SHORT EXERCISE →
In this exercise, return the whole listing exactly, excluding any images.

DATASET ROWS →
================
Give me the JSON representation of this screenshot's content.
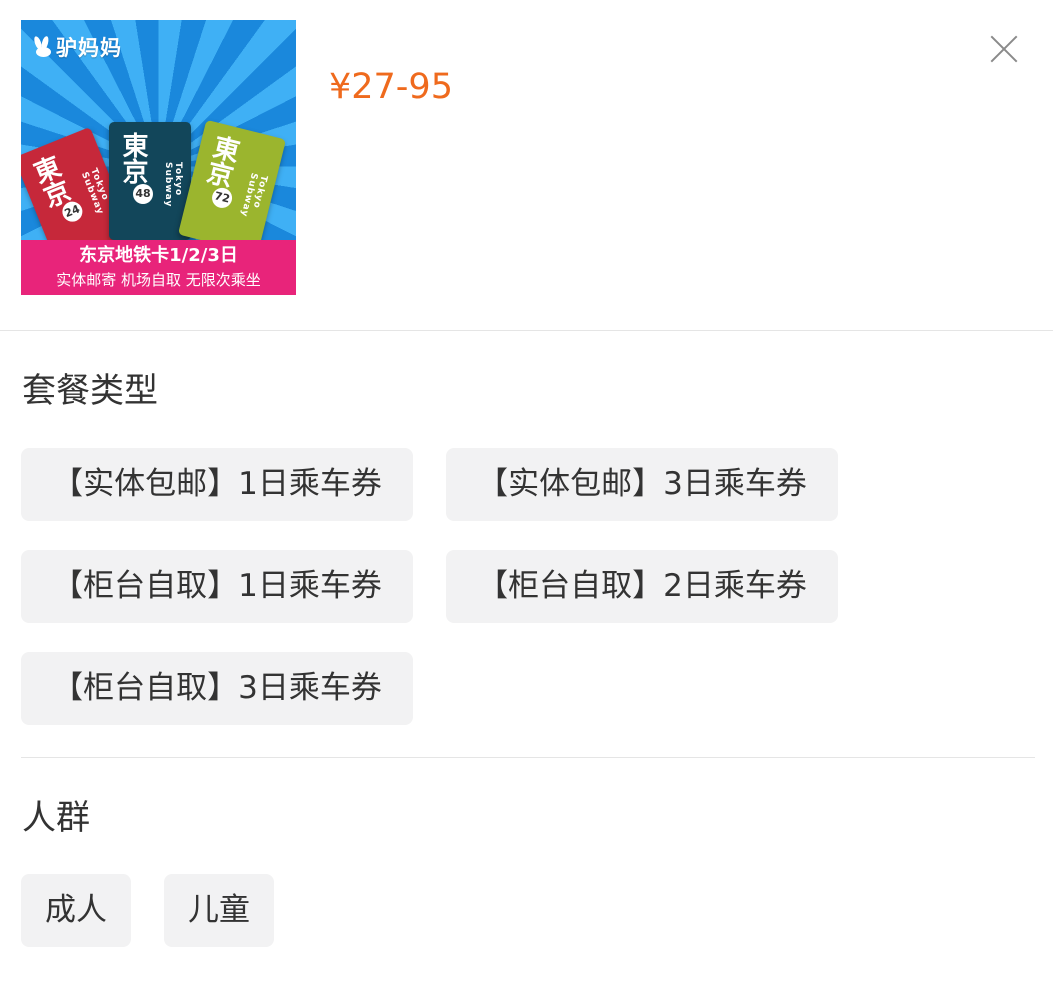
{
  "product": {
    "image": {
      "brand": "驴妈妈",
      "banner_title": "东京地铁卡1/2/3日",
      "banner_subtitle": "实体邮寄 机场自取 无限次乘坐",
      "cards": [
        {
          "kanji": "東京",
          "number": "24",
          "tag": "Tokyo Subway",
          "color": "#c6283a"
        },
        {
          "kanji": "東京",
          "number": "48",
          "tag": "Tokyo Subway",
          "color": "#12465a"
        },
        {
          "kanji": "東京",
          "number": "72",
          "tag": "Tokyo Subway",
          "color": "#9bb52e"
        }
      ]
    },
    "price": "¥27-95",
    "price_color": "#ef6a1d"
  },
  "package_type": {
    "title": "套餐类型",
    "options": [
      "【实体包邮】1日乘车券",
      "【实体包邮】3日乘车券",
      "【柜台自取】1日乘车券",
      "【柜台自取】2日乘车券",
      "【柜台自取】3日乘车券"
    ]
  },
  "audience": {
    "title": "人群",
    "options": [
      "成人",
      "儿童"
    ]
  },
  "icons": {
    "close": "close-icon"
  }
}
================
WORKED SOLUTION →
Give me the JSON representation of this screenshot's content.
{
  "product": {
    "image": {
      "brand": "驴妈妈",
      "banner_title": "东京地铁卡1/2/3日",
      "banner_subtitle": "实体邮寄 机场自取 无限次乘坐",
      "cards": [
        {
          "kanji": "東京",
          "number": "24",
          "tag": "Tokyo Subway",
          "color": "#c6283a"
        },
        {
          "kanji": "東京",
          "number": "48",
          "tag": "Tokyo Subway",
          "color": "#12465a"
        },
        {
          "kanji": "東京",
          "number": "72",
          "tag": "Tokyo Subway",
          "color": "#9bb52e"
        }
      ]
    },
    "price": "¥27-95",
    "price_color": "#ef6a1d"
  },
  "package_type": {
    "title": "套餐类型",
    "options": [
      "【实体包邮】1日乘车券",
      "【实体包邮】3日乘车券",
      "【柜台自取】1日乘车券",
      "【柜台自取】2日乘车券",
      "【柜台自取】3日乘车券"
    ]
  },
  "audience": {
    "title": "人群",
    "options": [
      "成人",
      "儿童"
    ]
  },
  "icons": {
    "close": "close-icon"
  }
}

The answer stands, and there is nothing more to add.